• **The problem**
Exactly reproduce each line of the listing that follows.

________

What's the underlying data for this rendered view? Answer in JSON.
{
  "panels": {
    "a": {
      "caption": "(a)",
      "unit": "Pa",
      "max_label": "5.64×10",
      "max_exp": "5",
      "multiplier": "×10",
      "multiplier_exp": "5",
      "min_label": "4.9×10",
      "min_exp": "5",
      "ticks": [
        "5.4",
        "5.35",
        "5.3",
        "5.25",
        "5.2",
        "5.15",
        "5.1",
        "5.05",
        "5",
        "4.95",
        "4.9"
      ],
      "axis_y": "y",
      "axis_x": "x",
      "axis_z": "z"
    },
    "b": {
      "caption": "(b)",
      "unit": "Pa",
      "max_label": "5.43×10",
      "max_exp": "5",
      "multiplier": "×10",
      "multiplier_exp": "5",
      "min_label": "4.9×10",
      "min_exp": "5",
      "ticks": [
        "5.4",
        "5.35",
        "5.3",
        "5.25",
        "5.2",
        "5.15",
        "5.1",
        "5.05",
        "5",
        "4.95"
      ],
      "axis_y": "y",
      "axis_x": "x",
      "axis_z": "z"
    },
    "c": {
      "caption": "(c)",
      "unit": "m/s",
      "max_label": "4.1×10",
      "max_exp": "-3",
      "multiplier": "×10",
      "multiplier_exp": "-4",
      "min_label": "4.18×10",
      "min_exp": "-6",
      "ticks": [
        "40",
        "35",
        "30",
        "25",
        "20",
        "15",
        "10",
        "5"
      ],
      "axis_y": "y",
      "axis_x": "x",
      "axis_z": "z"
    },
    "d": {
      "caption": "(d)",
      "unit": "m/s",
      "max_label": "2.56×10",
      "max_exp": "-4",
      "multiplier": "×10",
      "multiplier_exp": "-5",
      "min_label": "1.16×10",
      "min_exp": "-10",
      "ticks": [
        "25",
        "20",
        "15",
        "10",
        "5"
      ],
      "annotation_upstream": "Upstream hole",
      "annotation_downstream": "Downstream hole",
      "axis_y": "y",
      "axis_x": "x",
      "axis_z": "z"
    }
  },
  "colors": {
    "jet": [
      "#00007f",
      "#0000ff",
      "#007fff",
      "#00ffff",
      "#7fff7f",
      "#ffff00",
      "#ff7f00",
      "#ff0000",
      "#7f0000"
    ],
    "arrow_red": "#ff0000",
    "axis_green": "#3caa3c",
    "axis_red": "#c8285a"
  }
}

________

• **Exercise response**
What's the underlying data for this rendered view? Answer in JSON.
{
  "panels": {
    "a": {
      "caption": "(a)",
      "unit": "Pa",
      "max_label": "5.64×10",
      "max_exp": "5",
      "multiplier": "×10",
      "multiplier_exp": "5",
      "min_label": "4.9×10",
      "min_exp": "5",
      "ticks": [
        "5.4",
        "5.35",
        "5.3",
        "5.25",
        "5.2",
        "5.15",
        "5.1",
        "5.05",
        "5",
        "4.95",
        "4.9"
      ],
      "axis_y": "y",
      "axis_x": "x",
      "axis_z": "z"
    },
    "b": {
      "caption": "(b)",
      "unit": "Pa",
      "max_label": "5.43×10",
      "max_exp": "5",
      "multiplier": "×10",
      "multiplier_exp": "5",
      "min_label": "4.9×10",
      "min_exp": "5",
      "ticks": [
        "5.4",
        "5.35",
        "5.3",
        "5.25",
        "5.2",
        "5.15",
        "5.1",
        "5.05",
        "5",
        "4.95"
      ],
      "axis_y": "y",
      "axis_x": "x",
      "axis_z": "z"
    },
    "c": {
      "caption": "(c)",
      "unit": "m/s",
      "max_label": "4.1×10",
      "max_exp": "-3",
      "multiplier": "×10",
      "multiplier_exp": "-4",
      "min_label": "4.18×10",
      "min_exp": "-6",
      "ticks": [
        "40",
        "35",
        "30",
        "25",
        "20",
        "15",
        "10",
        "5"
      ],
      "axis_y": "y",
      "axis_x": "x",
      "axis_z": "z"
    },
    "d": {
      "caption": "(d)",
      "unit": "m/s",
      "max_label": "2.56×10",
      "max_exp": "-4",
      "multiplier": "×10",
      "multiplier_exp": "-5",
      "min_label": "1.16×10",
      "min_exp": "-10",
      "ticks": [
        "25",
        "20",
        "15",
        "10",
        "5"
      ],
      "annotation_upstream": "Upstream hole",
      "annotation_downstream": "Downstream hole",
      "axis_y": "y",
      "axis_x": "x",
      "axis_z": "z"
    }
  },
  "colors": {
    "jet": [
      "#00007f",
      "#0000ff",
      "#007fff",
      "#00ffff",
      "#7fff7f",
      "#ffff00",
      "#ff7f00",
      "#ff0000",
      "#7f0000"
    ],
    "arrow_red": "#ff0000",
    "axis_green": "#3caa3c",
    "axis_red": "#c8285a"
  }
}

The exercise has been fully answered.